> _Requirement_:
Return the lines below that carry the word "flake".
begin
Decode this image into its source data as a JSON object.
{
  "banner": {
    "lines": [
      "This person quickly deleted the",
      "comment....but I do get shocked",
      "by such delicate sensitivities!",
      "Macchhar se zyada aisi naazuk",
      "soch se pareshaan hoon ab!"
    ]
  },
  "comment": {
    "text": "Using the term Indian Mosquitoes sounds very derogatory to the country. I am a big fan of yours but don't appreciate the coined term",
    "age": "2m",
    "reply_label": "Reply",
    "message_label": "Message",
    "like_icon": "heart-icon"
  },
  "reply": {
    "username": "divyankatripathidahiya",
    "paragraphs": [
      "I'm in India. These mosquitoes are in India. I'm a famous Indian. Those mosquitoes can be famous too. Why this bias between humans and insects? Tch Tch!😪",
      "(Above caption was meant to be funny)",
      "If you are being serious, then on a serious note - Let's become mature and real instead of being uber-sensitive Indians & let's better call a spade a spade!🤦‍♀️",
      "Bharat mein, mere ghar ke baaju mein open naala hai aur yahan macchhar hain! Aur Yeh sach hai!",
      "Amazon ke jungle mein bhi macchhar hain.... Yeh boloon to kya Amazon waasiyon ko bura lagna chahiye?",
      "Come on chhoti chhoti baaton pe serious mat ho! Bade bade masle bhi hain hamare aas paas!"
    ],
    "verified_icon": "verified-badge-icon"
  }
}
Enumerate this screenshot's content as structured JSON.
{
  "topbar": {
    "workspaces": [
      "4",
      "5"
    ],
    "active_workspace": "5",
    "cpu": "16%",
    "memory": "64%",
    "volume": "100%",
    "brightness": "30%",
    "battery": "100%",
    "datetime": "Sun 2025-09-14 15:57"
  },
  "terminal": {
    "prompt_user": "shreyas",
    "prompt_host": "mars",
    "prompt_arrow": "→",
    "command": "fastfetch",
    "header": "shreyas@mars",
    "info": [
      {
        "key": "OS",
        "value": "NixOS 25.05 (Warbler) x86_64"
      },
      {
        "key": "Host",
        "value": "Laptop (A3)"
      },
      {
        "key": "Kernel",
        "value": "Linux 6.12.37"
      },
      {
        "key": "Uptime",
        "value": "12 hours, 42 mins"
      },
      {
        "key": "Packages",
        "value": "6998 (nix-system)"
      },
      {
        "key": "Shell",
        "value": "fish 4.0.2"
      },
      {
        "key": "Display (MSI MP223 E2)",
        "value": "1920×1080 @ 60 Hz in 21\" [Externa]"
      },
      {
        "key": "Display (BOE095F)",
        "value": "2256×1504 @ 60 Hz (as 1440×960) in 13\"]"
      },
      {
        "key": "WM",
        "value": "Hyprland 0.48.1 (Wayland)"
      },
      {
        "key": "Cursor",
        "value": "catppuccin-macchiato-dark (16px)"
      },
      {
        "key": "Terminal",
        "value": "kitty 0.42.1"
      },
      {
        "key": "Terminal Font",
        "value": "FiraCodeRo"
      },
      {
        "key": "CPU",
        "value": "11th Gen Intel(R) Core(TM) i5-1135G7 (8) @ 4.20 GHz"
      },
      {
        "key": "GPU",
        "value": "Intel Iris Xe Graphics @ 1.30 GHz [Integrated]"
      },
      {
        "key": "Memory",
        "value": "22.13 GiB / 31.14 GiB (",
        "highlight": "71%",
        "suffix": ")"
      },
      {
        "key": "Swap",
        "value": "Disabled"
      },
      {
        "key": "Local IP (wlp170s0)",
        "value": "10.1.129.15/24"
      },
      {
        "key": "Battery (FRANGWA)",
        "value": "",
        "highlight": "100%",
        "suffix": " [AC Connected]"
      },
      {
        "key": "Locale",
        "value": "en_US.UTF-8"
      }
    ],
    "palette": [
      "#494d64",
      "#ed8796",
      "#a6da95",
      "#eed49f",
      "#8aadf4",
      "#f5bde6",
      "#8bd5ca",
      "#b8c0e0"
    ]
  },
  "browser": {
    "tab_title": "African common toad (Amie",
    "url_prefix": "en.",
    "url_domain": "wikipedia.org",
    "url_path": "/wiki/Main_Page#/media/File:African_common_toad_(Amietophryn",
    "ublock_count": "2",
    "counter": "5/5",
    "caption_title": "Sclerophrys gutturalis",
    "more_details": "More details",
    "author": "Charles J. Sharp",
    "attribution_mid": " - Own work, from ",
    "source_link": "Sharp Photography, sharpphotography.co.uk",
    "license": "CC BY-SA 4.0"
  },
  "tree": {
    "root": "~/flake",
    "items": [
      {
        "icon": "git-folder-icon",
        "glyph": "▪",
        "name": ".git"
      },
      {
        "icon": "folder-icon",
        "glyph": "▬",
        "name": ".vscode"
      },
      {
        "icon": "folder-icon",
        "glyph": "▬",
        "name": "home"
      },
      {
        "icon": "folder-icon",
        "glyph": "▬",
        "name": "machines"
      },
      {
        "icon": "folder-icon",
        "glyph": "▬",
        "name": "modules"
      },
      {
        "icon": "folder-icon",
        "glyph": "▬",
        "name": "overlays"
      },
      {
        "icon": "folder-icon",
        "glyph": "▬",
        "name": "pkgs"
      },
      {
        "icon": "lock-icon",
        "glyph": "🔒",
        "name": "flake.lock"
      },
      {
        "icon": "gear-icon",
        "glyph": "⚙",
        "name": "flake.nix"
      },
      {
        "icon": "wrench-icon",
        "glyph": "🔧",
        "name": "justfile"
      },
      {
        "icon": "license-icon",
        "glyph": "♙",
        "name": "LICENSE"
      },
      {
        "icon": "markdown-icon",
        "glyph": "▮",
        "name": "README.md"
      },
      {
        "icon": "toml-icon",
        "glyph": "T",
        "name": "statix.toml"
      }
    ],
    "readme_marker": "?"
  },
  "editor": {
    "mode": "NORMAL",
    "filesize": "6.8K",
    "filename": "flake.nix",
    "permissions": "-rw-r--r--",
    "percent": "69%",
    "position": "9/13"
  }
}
end
> _Solution_:
    "root": "~/flake",
        "name": "flake.lock"
        "name": "flake.nix"
    "filename": "flake.nix",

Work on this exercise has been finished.